TEXTO DE LA PÁGINA:
+++

Dominio público

Tierra quemada

Elizabeth Duval

Varios niños sostienen pancartas en una manifestación contra el calentamiento global, en Nicosia (Chipre). REUTERS/Yiannis Kourtoglou
Varios niños sostienen pancartas en una manifestación contra el calentamiento global, en Nicosia (Chipre). REUTERS/Yiannis Kourtoglou

Arde el Mediterráneo mientras el informe del IPCC advierte de que los efectos del cambio climático ya son irreversibles y modificarán el planeta en el que vivimos por los próximos siglos o incluso milenios. Mientras tanto, la derecha se empeña en lanzar polémicas estériles sobre la incorporación de una perspectiva socioafectiva al estudio de las matemáticas, sin prestar atención ni a decretos, ni a leyes, ni informes, ni planes: su simple ignorancia les basta para ser felices en su mundo y escandalizarse, ya no por un planeta que arde, sino ante vacíos y muñecos de paja, mentirijillas y escandalitos feministas. Se quema Grecia y el gran problema de la humanidad es que alguien quiera que más mujeres se vayan por ramas de ciencias. Podríamos decir que han perdido el norte, pero nunca han tenido cosa que se le parezca: su centro de gravedad permanente siempre ha sido el vacío, con los ojos llenos de chiribitas y las columnas repletas de banalidades. Le dan la espalda al mundo y debaten sobre lo indignante que es el sexo de los ángeles: ¿Quién da más?

Hoy me preguntaban cómo veía yo el futuro y yo pensaba en las imágenes de hace un mes del incendio en el Golfo de México, en la Sonda de Campeche, a pocos metros de una plataforma petrolera. Esas imágenes, de violencia inaudita, me parecerían absolutamente arrebatadoras: el mar ardiendo era lo sublime dinámico, lo enorme, inmenso, excesivo, monstruoso; la belleza que se cuela en medio de la muerte, cuando la existencia responde silenciosamente en obediencia muda. El problema es que somos nosotros los responsables y nos hemos elevado —como raza humana— hasta parecer también una fuerza sobrenatural, un impulso dinámico proyectado al infinito, un mecanismo que se activa y no puede llegar a pararse. Todo esto no lo ha hecho Dios, sino que lo hemos hecho nosotros: qué potentes y qué violentos, qué sobrecogedores, pues en nuestra desmesura nos hemos concebido lo suficientemente importantes como para hipotecar la existencia de todas las generaciones futuras. Y encima se nos exige que tengamos esperanza.

+++

DATOS PROPORCIONADOS:

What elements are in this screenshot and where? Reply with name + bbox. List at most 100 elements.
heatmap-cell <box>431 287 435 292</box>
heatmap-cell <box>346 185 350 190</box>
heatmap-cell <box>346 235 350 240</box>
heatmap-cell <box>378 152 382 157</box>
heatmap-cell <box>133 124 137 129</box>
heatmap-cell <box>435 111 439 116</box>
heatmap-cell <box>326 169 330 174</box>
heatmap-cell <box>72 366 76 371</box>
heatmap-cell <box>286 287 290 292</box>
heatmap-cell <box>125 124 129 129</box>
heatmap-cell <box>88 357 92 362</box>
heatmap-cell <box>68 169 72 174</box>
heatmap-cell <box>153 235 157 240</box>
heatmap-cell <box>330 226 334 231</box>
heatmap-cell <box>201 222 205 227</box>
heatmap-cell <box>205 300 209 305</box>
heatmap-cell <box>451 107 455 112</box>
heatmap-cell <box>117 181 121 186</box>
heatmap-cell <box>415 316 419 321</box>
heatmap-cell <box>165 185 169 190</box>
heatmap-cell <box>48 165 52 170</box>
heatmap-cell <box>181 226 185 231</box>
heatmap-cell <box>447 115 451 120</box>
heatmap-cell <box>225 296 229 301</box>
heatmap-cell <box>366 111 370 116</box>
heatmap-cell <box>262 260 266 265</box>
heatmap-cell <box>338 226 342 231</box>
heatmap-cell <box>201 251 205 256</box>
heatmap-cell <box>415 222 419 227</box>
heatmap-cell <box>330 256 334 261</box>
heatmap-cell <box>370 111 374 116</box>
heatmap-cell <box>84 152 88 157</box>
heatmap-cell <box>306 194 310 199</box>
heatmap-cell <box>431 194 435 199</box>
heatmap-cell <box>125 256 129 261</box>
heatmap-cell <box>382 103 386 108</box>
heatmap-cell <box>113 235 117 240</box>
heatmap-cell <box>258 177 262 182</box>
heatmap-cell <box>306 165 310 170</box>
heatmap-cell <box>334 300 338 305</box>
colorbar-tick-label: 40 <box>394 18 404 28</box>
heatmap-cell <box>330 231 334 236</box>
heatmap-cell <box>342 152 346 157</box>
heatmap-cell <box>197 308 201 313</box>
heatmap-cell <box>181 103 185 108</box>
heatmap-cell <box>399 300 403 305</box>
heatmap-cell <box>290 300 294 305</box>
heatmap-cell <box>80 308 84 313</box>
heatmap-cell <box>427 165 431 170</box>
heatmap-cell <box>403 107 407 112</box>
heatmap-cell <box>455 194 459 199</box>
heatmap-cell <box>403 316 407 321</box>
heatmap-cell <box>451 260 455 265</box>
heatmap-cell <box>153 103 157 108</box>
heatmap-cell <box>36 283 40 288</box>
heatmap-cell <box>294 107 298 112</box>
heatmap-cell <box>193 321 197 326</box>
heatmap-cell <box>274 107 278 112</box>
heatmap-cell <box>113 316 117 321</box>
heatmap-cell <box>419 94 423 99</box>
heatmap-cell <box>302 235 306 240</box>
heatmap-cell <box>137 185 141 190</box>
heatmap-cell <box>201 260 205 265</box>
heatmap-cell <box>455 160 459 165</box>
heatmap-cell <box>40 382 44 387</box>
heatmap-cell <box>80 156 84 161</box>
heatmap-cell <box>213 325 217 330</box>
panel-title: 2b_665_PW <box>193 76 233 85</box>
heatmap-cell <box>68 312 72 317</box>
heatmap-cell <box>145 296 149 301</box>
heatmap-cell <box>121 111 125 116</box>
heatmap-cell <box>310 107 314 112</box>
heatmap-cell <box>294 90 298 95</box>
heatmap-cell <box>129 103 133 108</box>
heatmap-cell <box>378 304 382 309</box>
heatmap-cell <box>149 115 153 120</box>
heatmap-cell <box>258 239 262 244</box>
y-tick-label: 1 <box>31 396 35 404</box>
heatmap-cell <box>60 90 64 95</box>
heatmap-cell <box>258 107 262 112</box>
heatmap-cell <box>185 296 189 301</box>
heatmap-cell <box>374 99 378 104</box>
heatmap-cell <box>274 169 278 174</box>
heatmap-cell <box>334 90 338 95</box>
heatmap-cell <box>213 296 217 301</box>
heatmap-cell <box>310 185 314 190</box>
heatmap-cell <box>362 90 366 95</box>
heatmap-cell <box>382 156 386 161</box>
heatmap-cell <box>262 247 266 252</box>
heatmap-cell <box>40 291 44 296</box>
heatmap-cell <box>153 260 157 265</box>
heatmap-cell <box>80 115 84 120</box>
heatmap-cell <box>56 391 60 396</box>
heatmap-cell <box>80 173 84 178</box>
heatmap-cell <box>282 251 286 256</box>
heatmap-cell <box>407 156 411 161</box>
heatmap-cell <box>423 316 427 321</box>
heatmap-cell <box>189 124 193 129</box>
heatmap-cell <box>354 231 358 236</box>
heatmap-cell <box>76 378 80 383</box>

+++

INSTRUCCIONES:
[a] En la columna sobre el cambio climático, ¿dónde fue el incendio cuyas imágenes de hace un mes se recuerdan?
[b] Resume en pocas frases el párrafo de la columna sobre el cambio climático que empieza con "Arde el Mediterráneo", sin dejar fuera sus datos principales.
[c] Prolonga la columna sobre el cambio climático a partir de su última frase.

RESPUESTAS:
[a] En el Golfo de México, en la Sonda de Campeche, a pocos metros de una plataforma petrolera.

[b] Mientras arde el Mediterráneo, el informe del IPCC advierte que los efectos del cambio climático ya son irreversibles y cambiarán el planeta durante siglos o incluso milenios. La derecha, en cambio, arma polémicas vacías sobre la perspectiva socioafectiva en el estudio de las matemáticas, sin leer decretos, leyes, informes ni planes. Se quema Grecia y para ellos el gran problema es que más mujeres estudien ciencias. Nunca han tenido rumbo: dan la espalda al mundo y discuten sobre el sexo de los ángeles.

[c]
Cada vez pienso más y con más fuerza que necesitamos ideas para vivir, las que sean; una de ellas es la esperanza de que el mundo no se acaba aquí, de que no estamos condenados a que todo se reduzca a una confederación de hubs aeroportuarios capaces de dinamitar la naturaleza. Desearía que esta última se cobrara su venganza, pero no solo: quisiera creer que, aunque sea demasiado tarde, la civilización acabará dándose cuenta del significado de la palabra urgencia. Necesitamos un mundo en el que reine la esperanza y no la muerte, la multiplicación efervescente de posibilidades e imaginarios, la idea de que aún podremos no superar los 1,5 grados centígrados "si hacemos reducciones drásticas". Necesitamos concebir que habrá otras maneras de ser, otras formas que poco tengan que ver con las nuestras; confío, a pesar de todo, en que nos salvaremos de alguna manera u otra del desastre climático. Pero luego escucho la conversación, tan ombliguista, y casi se disipan mis esperanzas: miro al cielo y pienso que será rojo, como si un cometa le arrancara las nubes.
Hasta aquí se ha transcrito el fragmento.